Data lines
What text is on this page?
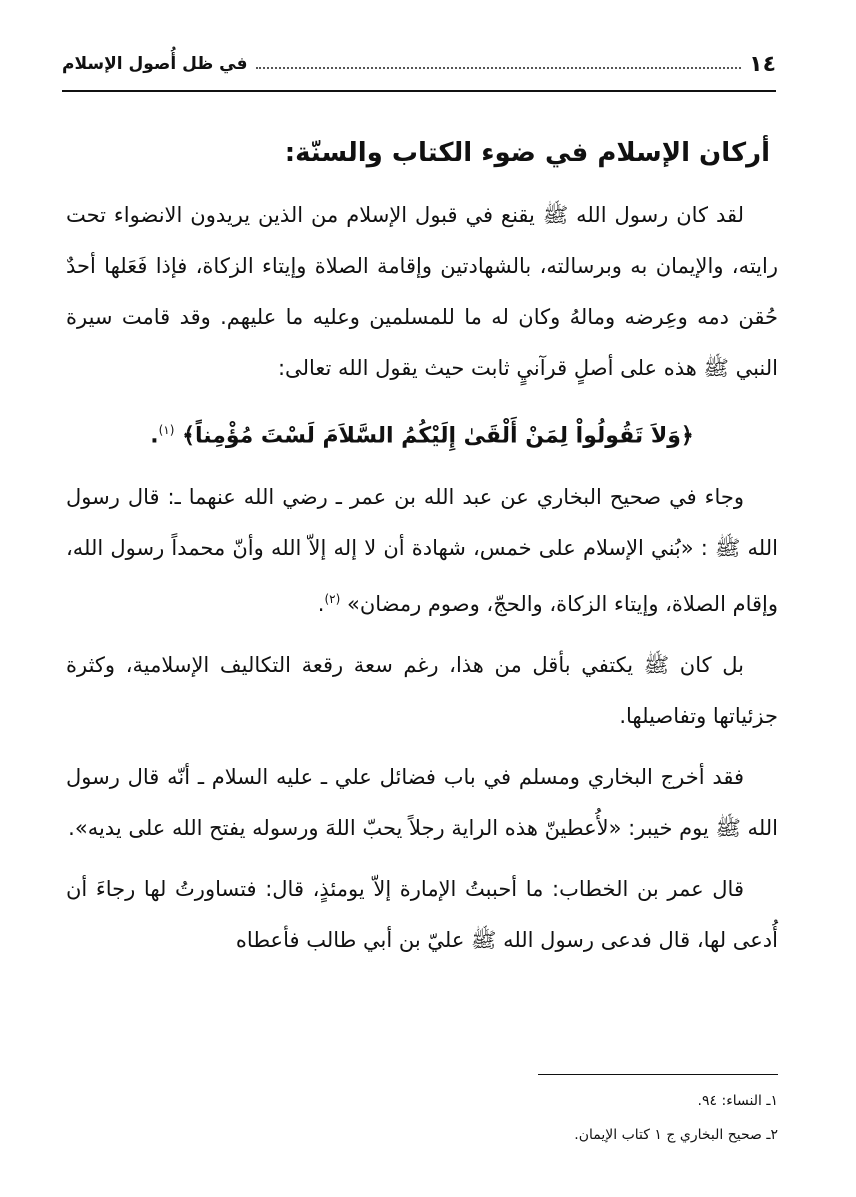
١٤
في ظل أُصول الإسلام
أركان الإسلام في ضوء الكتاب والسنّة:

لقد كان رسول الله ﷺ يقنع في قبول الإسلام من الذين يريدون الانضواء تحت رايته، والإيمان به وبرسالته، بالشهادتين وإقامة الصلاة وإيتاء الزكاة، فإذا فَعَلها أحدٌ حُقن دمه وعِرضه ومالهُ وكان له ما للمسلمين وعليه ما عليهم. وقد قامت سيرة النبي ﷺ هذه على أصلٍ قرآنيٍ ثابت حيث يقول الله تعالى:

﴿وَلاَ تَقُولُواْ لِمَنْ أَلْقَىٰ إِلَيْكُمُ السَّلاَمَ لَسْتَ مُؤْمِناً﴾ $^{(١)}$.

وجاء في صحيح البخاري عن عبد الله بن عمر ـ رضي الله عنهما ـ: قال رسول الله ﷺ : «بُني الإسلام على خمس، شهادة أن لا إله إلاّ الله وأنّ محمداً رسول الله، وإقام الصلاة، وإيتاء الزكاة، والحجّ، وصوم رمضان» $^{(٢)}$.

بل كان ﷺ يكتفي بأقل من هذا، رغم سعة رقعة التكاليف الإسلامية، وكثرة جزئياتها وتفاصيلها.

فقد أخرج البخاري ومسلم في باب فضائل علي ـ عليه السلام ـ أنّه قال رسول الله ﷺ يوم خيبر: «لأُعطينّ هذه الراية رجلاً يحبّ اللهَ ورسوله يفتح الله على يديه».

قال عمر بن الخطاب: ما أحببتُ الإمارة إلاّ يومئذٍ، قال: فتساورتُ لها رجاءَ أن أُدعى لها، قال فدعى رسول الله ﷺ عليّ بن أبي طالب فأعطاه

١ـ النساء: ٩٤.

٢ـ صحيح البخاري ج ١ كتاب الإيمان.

Exercise description
Extract from the data every line where "الله" shows up.

Complete output
لقد كان رسول الله ﷺ يقنع في قبول الإسلام من الذين يريدون الانضواء تحت رايته، والإيمان به وبرسالته، بالشهادتين وإقامة الصلاة وإيتاء الزكاة، فإذا فَعَلها أحدٌ حُقن دمه وعِرضه ومالهُ وكان له ما للمسلمين وعليه ما عليهم. وقد قامت سيرة النبي ﷺ هذه على أصلٍ قرآنيٍ ثابت حيث يقول الله تعالى:
وجاء في صحيح البخاري عن عبد الله بن عمر ـ رضي الله عنهما ـ: قال رسول الله ﷺ : «بُني الإسلام على خمس، شهادة أن لا إله إلاّ الله وأنّ محمداً رسول الله، وإقام الصلاة، وإيتاء الزكاة، والحجّ، وصوم رمضان» $^{(٢)}$.
فقد أخرج البخاري ومسلم في باب فضائل علي ـ عليه السلام ـ أنّه قال رسول الله ﷺ يوم خيبر: «لأُعطينّ هذه الراية رجلاً يحبّ اللهَ ورسوله يفتح الله على يديه».
قال عمر بن الخطاب: ما أحببتُ الإمارة إلاّ يومئذٍ، قال: فتساورتُ لها رجاءَ أن أُدعى لها، قال فدعى رسول الله ﷺ عليّ بن أبي طالب فأعطاه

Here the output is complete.